[start of Supplied data]

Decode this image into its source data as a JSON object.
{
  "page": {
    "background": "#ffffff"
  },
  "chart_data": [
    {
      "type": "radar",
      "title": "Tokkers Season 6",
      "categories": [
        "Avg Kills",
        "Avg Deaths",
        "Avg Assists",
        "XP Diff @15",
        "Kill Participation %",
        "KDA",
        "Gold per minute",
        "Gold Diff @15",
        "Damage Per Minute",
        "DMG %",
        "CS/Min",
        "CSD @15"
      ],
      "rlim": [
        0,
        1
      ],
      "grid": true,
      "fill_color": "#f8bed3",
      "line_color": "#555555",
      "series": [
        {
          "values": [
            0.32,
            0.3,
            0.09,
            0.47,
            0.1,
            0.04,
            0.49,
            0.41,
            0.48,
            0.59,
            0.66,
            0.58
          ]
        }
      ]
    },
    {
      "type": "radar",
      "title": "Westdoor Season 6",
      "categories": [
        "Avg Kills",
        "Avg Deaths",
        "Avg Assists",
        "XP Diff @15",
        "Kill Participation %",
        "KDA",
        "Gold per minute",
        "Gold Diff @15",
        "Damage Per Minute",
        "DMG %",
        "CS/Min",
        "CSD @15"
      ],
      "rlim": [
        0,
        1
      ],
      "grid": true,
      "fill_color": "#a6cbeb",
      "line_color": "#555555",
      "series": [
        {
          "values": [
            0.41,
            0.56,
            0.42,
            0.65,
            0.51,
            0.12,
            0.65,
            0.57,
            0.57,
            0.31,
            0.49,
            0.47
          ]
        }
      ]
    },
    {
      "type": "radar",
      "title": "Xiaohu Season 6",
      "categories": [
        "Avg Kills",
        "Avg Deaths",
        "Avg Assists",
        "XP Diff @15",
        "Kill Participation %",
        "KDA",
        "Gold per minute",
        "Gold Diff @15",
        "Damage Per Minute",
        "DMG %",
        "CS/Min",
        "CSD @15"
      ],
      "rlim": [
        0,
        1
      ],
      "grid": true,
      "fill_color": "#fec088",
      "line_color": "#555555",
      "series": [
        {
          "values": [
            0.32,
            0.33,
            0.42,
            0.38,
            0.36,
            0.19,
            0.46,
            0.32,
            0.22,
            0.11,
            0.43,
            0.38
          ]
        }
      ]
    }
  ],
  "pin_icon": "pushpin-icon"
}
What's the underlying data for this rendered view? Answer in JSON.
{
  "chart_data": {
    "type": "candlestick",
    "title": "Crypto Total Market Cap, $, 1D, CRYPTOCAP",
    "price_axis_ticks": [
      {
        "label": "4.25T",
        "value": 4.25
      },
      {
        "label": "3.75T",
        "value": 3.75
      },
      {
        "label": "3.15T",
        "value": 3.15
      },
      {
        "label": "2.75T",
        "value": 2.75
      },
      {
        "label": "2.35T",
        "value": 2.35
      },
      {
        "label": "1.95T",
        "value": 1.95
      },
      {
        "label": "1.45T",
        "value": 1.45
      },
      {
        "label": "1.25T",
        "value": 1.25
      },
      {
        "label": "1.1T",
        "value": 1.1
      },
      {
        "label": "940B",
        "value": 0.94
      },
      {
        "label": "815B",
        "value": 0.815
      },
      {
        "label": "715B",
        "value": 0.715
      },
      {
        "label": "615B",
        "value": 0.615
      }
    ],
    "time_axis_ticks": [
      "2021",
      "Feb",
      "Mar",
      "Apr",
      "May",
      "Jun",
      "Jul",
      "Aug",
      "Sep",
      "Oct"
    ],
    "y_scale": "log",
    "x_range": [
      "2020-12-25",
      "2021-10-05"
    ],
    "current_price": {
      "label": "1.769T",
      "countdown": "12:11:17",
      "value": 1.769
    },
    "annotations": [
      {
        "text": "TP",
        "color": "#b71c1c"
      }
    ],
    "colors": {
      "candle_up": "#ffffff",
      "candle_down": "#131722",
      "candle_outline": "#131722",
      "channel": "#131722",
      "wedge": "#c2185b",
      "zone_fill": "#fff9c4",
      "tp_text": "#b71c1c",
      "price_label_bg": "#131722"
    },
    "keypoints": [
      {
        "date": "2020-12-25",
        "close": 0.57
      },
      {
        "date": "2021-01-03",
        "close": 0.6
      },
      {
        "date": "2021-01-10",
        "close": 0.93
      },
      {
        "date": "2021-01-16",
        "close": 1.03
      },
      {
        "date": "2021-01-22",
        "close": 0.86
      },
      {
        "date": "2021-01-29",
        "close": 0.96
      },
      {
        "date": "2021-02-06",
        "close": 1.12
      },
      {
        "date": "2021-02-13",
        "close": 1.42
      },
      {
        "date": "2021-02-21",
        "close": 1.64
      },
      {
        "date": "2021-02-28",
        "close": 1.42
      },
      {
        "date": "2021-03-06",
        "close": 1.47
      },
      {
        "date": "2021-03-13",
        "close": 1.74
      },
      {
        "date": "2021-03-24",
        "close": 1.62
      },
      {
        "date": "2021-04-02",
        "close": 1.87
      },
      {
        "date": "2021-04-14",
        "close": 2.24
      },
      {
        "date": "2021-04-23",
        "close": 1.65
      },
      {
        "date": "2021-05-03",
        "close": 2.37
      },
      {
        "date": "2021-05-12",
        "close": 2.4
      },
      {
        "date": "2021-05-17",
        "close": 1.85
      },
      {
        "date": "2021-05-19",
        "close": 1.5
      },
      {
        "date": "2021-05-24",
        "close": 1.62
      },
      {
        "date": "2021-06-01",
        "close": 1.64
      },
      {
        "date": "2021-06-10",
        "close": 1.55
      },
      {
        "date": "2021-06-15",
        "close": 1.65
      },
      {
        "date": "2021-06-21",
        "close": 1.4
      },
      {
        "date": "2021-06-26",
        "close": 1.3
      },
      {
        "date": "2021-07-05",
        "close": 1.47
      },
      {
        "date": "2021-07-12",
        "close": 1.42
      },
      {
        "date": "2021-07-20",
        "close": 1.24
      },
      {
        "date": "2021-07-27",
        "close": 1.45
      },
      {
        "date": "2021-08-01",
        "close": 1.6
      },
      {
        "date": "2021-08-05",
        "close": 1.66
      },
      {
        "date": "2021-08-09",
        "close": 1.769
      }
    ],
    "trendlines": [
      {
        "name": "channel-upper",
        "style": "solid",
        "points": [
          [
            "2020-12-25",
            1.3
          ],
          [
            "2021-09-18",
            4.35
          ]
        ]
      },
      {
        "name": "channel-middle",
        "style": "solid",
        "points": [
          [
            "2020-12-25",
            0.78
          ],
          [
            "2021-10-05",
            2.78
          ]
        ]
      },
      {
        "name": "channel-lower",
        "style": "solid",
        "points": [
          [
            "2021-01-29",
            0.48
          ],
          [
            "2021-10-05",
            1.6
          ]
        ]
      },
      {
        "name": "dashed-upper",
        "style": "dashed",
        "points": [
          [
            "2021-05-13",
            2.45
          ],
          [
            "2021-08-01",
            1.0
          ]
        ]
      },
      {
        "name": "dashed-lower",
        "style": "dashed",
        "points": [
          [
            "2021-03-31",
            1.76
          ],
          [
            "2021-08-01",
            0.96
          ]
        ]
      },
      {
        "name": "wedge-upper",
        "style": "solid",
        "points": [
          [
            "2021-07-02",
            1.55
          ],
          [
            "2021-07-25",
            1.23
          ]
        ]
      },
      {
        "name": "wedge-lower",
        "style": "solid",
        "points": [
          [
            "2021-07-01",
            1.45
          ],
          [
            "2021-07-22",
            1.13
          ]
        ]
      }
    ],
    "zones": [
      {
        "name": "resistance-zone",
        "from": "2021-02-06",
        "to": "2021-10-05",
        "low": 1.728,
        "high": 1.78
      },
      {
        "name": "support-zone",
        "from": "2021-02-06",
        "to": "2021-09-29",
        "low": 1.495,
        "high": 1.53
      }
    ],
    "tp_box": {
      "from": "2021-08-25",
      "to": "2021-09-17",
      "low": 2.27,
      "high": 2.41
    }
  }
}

[end of Supplied data]

Task to carry out ▸ Write out each line of the data above again, exactly as given.

Written response ▸
Decode this image into its source data as a JSON object.
{
  "page": {
    "background": "#ffffff"
  },
  "chart_data": [
    {
      "type": "radar",
      "title": "Tokkers Season 6",
      "categories": [
        "Avg Kills",
        "Avg Deaths",
        "Avg Assists",
        "XP Diff @15",
        "Kill Participation %",
        "KDA",
        "Gold per minute",
        "Gold Diff @15",
        "Damage Per Minute",
        "DMG %",
        "CS/Min",
        "CSD @15"
      ],
      "rlim": [
        0,
        1
      ],
      "grid": true,
      "fill_color": "#f8bed3",
      "line_color": "#555555",
      "series": [
        {
          "values": [
            0.32,
            0.3,
            0.09,
            0.47,
            0.1,
            0.04,
            0.49,
            0.41,
            0.48,
            0.59,
            0.66,
            0.58
          ]
        }
      ]
    },
    {
      "type": "radar",
      "title": "Westdoor Season 6",
      "categories": [
        "Avg Kills",
        "Avg Deaths",
        "Avg Assists",
        "XP Diff @15",
        "Kill Participation %",
        "KDA",
        "Gold per minute",
        "Gold Diff @15",
        "Damage Per Minute",
        "DMG %",
        "CS/Min",
        "CSD @15"
      ],
      "rlim": [
        0,
        1
      ],
      "grid": true,
      "fill_color": "#a6cbeb",
      "line_color": "#555555",
      "series": [
        {
          "values": [
            0.41,
            0.56,
            0.42,
            0.65,
            0.51,
            0.12,
            0.65,
            0.57,
            0.57,
            0.31,
            0.49,
            0.47
          ]
        }
      ]
    },
    {
      "type": "radar",
      "title": "Xiaohu Season 6",
      "categories": [
        "Avg Kills",
        "Avg Deaths",
        "Avg Assists",
        "XP Diff @15",
        "Kill Participation %",
        "KDA",
        "Gold per minute",
        "Gold Diff @15",
        "Damage Per Minute",
        "DMG %",
        "CS/Min",
        "CSD @15"
      ],
      "rlim": [
        0,
        1
      ],
      "grid": true,
      "fill_color": "#fec088",
      "line_color": "#555555",
      "series": [
        {
          "values": [
            0.32,
            0.33,
            0.42,
            0.38,
            0.36,
            0.19,
            0.46,
            0.32,
            0.22,
            0.11,
            0.43,
            0.38
          ]
        }
      ]
    }
  ],
  "pin_icon": "pushpin-icon"
}
What's the underlying data for this rendered view? Answer in JSON.
{
  "chart_data": {
    "type": "candlestick",
    "title": "Crypto Total Market Cap, $, 1D, CRYPTOCAP",
    "price_axis_ticks": [
      {
        "label": "4.25T",
        "value": 4.25
      },
      {
        "label": "3.75T",
        "value": 3.75
      },
      {
        "label": "3.15T",
        "value": 3.15
      },
      {
        "label": "2.75T",
        "value": 2.75
      },
      {
        "label": "2.35T",
        "value": 2.35
      },
      {
        "label": "1.95T",
        "value": 1.95
      },
      {
        "label": "1.45T",
        "value": 1.45
      },
      {
        "label": "1.25T",
        "value": 1.25
      },
      {
        "label": "1.1T",
        "value": 1.1
      },
      {
        "label": "940B",
        "value": 0.94
      },
      {
        "label": "815B",
        "value": 0.815
      },
      {
        "label": "715B",
        "value": 0.715
      },
      {
        "label": "615B",
        "value": 0.615
      }
    ],
    "time_axis_ticks": [
      "2021",
      "Feb",
      "Mar",
      "Apr",
      "May",
      "Jun",
      "Jul",
      "Aug",
      "Sep",
      "Oct"
    ],
    "y_scale": "log",
    "x_range": [
      "2020-12-25",
      "2021-10-05"
    ],
    "current_price": {
      "label": "1.769T",
      "countdown": "12:11:17",
      "value": 1.769
    },
    "annotations": [
      {
        "text": "TP",
        "color": "#b71c1c"
      }
    ],
    "colors": {
      "candle_up": "#ffffff",
      "candle_down": "#131722",
      "candle_outline": "#131722",
      "channel": "#131722",
      "wedge": "#c2185b",
      "zone_fill": "#fff9c4",
      "tp_text": "#b71c1c",
      "price_label_bg": "#131722"
    },
    "keypoints": [
      {
        "date": "2020-12-25",
        "close": 0.57
      },
      {
        "date": "2021-01-03",
        "close": 0.6
      },
      {
        "date": "2021-01-10",
        "close": 0.93
      },
      {
        "date": "2021-01-16",
        "close": 1.03
      },
      {
        "date": "2021-01-22",
        "close": 0.86
      },
      {
        "date": "2021-01-29",
        "close": 0.96
      },
      {
        "date": "2021-02-06",
        "close": 1.12
      },
      {
        "date": "2021-02-13",
        "close": 1.42
      },
      {
        "date": "2021-02-21",
        "close": 1.64
      },
      {
        "date": "2021-02-28",
        "close": 1.42
      },
      {
        "date": "2021-03-06",
        "close": 1.47
      },
      {
        "date": "2021-03-13",
        "close": 1.74
      },
      {
        "date": "2021-03-24",
        "close": 1.62
      },
      {
        "date": "2021-04-02",
        "close": 1.87
      },
      {
        "date": "2021-04-14",
        "close": 2.24
      },
      {
        "date": "2021-04-23",
        "close": 1.65
      },
      {
        "date": "2021-05-03",
        "close": 2.37
      },
      {
        "date": "2021-05-12",
        "close": 2.4
      },
      {
        "date": "2021-05-17",
        "close": 1.85
      },
      {
        "date": "2021-05-19",
        "close": 1.5
      },
      {
        "date": "2021-05-24",
        "close": 1.62
      },
      {
        "date": "2021-06-01",
        "close": 1.64
      },
      {
        "date": "2021-06-10",
        "close": 1.55
      },
      {
        "date": "2021-06-15",
        "close": 1.65
      },
      {
        "date": "2021-06-21",
        "close": 1.4
      },
      {
        "date": "2021-06-26",
        "close": 1.3
      },
      {
        "date": "2021-07-05",
        "close": 1.47
      },
      {
        "date": "2021-07-12",
        "close": 1.42
      },
      {
        "date": "2021-07-20",
        "close": 1.24
      },
      {
        "date": "2021-07-27",
        "close": 1.45
      },
      {
        "date": "2021-08-01",
        "close": 1.6
      },
      {
        "date": "2021-08-05",
        "close": 1.66
      },
      {
        "date": "2021-08-09",
        "close": 1.769
      }
    ],
    "trendlines": [
      {
        "name": "channel-upper",
        "style": "solid",
        "points": [
          [
            "2020-12-25",
            1.3
          ],
          [
            "2021-09-18",
            4.35
          ]
        ]
      },
      {
        "name": "channel-middle",
        "style": "solid",
        "points": [
          [
            "2020-12-25",
            0.78
          ],
          [
            "2021-10-05",
            2.78
          ]
        ]
      },
      {
        "name": "channel-lower",
        "style": "solid",
        "points": [
          [
            "2021-01-29",
            0.48
          ],
          [
            "2021-10-05",
            1.6
          ]
        ]
      },
      {
        "name": "dashed-upper",
        "style": "dashed",
        "points": [
          [
            "2021-05-13",
            2.45
          ],
          [
            "2021-08-01",
            1.0
          ]
        ]
      },
      {
        "name": "dashed-lower",
        "style": "dashed",
        "points": [
          [
            "2021-03-31",
            1.76
          ],
          [
            "2021-08-01",
            0.96
          ]
        ]
      },
      {
        "name": "wedge-upper",
        "style": "solid",
        "points": [
          [
            "2021-07-02",
            1.55
          ],
          [
            "2021-07-25",
            1.23
          ]
        ]
      },
      {
        "name": "wedge-lower",
        "style": "solid",
        "points": [
          [
            "2021-07-01",
            1.45
          ],
          [
            "2021-07-22",
            1.13
          ]
        ]
      }
    ],
    "zones": [
      {
        "name": "resistance-zone",
        "from": "2021-02-06",
        "to": "2021-10-05",
        "low": 1.728,
        "high": 1.78
      },
      {
        "name": "support-zone",
        "from": "2021-02-06",
        "to": "2021-09-29",
        "low": 1.495,
        "high": 1.53
      }
    ],
    "tp_box": {
      "from": "2021-08-25",
      "to": "2021-09-17",
      "low": 2.27,
      "high": 2.41
    }
  }
}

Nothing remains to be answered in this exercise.